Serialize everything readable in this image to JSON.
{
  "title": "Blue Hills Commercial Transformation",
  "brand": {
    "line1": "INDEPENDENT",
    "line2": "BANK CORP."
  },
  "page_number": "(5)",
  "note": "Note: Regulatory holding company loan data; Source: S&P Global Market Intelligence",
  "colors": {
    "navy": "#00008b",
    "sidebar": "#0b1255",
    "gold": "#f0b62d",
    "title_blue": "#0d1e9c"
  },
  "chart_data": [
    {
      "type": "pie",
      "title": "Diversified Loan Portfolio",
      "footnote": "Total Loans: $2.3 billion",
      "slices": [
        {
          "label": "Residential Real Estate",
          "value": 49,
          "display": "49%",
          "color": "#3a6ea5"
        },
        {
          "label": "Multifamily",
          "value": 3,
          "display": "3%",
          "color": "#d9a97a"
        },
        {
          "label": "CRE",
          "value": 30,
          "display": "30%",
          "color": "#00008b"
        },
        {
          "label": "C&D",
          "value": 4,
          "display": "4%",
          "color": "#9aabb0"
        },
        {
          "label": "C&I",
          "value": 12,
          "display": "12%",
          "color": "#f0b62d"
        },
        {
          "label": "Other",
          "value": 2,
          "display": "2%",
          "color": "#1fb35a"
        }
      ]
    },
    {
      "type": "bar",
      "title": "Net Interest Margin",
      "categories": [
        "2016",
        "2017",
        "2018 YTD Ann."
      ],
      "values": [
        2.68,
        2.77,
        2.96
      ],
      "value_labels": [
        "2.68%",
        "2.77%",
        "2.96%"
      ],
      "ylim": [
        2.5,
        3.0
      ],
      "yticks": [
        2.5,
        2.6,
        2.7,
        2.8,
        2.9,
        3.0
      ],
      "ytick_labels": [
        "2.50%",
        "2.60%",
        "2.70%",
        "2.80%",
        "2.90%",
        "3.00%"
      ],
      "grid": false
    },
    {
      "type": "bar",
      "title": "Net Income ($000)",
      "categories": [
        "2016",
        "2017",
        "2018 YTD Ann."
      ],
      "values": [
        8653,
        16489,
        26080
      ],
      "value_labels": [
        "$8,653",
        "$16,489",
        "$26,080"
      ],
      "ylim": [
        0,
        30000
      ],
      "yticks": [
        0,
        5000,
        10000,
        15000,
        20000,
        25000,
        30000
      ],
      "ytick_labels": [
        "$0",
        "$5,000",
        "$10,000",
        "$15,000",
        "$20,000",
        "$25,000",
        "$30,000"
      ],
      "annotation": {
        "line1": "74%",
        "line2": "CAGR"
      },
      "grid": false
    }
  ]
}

Written request: Copy out each record from above, exactly.

Result:
Serialize everything readable in this image to JSON.
{
  "title": "Blue Hills Commercial Transformation",
  "brand": {
    "line1": "INDEPENDENT",
    "line2": "BANK CORP."
  },
  "page_number": "(5)",
  "note": "Note: Regulatory holding company loan data; Source: S&P Global Market Intelligence",
  "colors": {
    "navy": "#00008b",
    "sidebar": "#0b1255",
    "gold": "#f0b62d",
    "title_blue": "#0d1e9c"
  },
  "chart_data": [
    {
      "type": "pie",
      "title": "Diversified Loan Portfolio",
      "footnote": "Total Loans: $2.3 billion",
      "slices": [
        {
          "label": "Residential Real Estate",
          "value": 49,
          "display": "49%",
          "color": "#3a6ea5"
        },
        {
          "label": "Multifamily",
          "value": 3,
          "display": "3%",
          "color": "#d9a97a"
        },
        {
          "label": "CRE",
          "value": 30,
          "display": "30%",
          "color": "#00008b"
        },
        {
          "label": "C&D",
          "value": 4,
          "display": "4%",
          "color": "#9aabb0"
        },
        {
          "label": "C&I",
          "value": 12,
          "display": "12%",
          "color": "#f0b62d"
        },
        {
          "label": "Other",
          "value": 2,
          "display": "2%",
          "color": "#1fb35a"
        }
      ]
    },
    {
      "type": "bar",
      "title": "Net Interest Margin",
      "categories": [
        "2016",
        "2017",
        "2018 YTD Ann."
      ],
      "values": [
        2.68,
        2.77,
        2.96
      ],
      "value_labels": [
        "2.68%",
        "2.77%",
        "2.96%"
      ],
      "ylim": [
        2.5,
        3.0
      ],
      "yticks": [
        2.5,
        2.6,
        2.7,
        2.8,
        2.9,
        3.0
      ],
      "ytick_labels": [
        "2.50%",
        "2.60%",
        "2.70%",
        "2.80%",
        "2.90%",
        "3.00%"
      ],
      "grid": false
    },
    {
      "type": "bar",
      "title": "Net Income ($000)",
      "categories": [
        "2016",
        "2017",
        "2018 YTD Ann."
      ],
      "values": [
        8653,
        16489,
        26080
      ],
      "value_labels": [
        "$8,653",
        "$16,489",
        "$26,080"
      ],
      "ylim": [
        0,
        30000
      ],
      "yticks": [
        0,
        5000,
        10000,
        15000,
        20000,
        25000,
        30000
      ],
      "ytick_labels": [
        "$0",
        "$5,000",
        "$10,000",
        "$15,000",
        "$20,000",
        "$25,000",
        "$30,000"
      ],
      "annotation": {
        "line1": "74%",
        "line2": "CAGR"
      },
      "grid": false
    }
  ]
}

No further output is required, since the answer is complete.